AWS Step Functions Construct Library
All classes with the Cfn
prefix in this module (CFN Resources) are always stable and safe to use.
The APIs of higher level constructs in this module are experimental and under active development. They are subject to non-backward compatible changes or removal in any future version. These are not subject to the Semantic Versioning model and breaking changes will be announced in the release notes. This means that while you may use them, you may need to update your source code when upgrading to a newer version of this package.
The @aws-cdk/aws-stepfunctions
package contains constructs for building
serverless workflows using objects. Use this in conjunction with the
@aws-cdk/aws-stepfunctions-tasks
package, which contains classes used
to call other AWS services.

→ **Parts of the exercise**:
a. List everything the Step Functions library page says the APIs of its higher level constructs are, or are or are not subject to.
b. Answer these questions from the Step Functions library page, one per line:
(i) Which classes in the module are always stable and safe to use?
(ii) Where will breaking changes be announced?
(iii) What does the @aws-cdk/aws-stepfunctions-tasks package contain?
c. Carry on the page about the AWS Step Functions Construct Library from the point where it stops.
The lines that come next have no connection to the Step Functions library page.

→ **Information supplied**:
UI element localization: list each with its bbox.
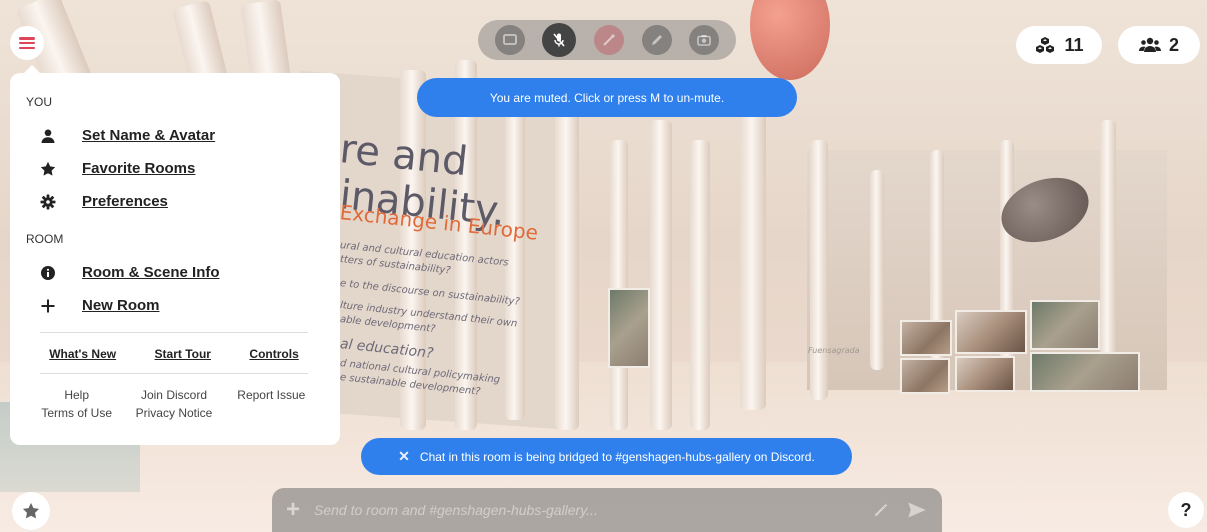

→ **Answers**:
a.
- Experimental
- Under active development
- Subject to non-backward compatible changes or removal in any future version
- Not subject to the Semantic Versioning model

b.
(i) All classes with the Cfn prefix (CFN Resources).
(ii) In the release notes.
(iii) Classes used to call other AWS services.

c.
Defining a workflow looks like this (for the Step Functions Job Poller
example):
TypeScript example
import * as sfn from '@aws-cdk/aws-stepfunctions';
import * as tasks from '@aws-cdk/aws-stepfunctions-tasks';
import * as lambda from '@aws-cdk/aws-lambda';
const submitLambda = new lambda.Function(this, 'SubmitLambda', { ... });
const getStatusLambda = new lambda.Function(this, 'CheckLambda', { ... });
const submitJob = new tasks.LambdaInvoke(this, 'Submit Job', {
lambdaFunction: submitLambda,
outputPath: '$.Payload',
});
const waitX = new sfn.Wait(this, 'Wait X Seconds', {
time: sfn.WaitTime.secondsPath('$.waitSeconds'),
});
const getStatus = new tasks.LambdaInvoke(this, 'Get Job Status', {
lambdaFunction: getStatusLambda,
inputPath: '$.guid',
outputPath: '$.Payload',
});
const jobFailed = new sfn.Fail(this, 'Job Failed', {
cause: 'AWS Batch Job Failed',
error: 'DescribeJob returned FAILED',
});
const finalStatus = new tasks.LambdaInvoke(this, 'Get Final Job Status', {
lambdaFunction: getStatusLambda,
inputPath: '$.guid',
outputPath: '$.Payload',
});
const definition = submitJob
.next(waitX)
.next(getStatus)
.next(new sfn.Choice(this, 'Job Complete?')
.when(sfn.Condition.stringEquals('$.status', 'FAILED'), jobFailed)
.when(sfn.Condition.stringEquals('$.status', 'SUCCEEDED'), finalStatus)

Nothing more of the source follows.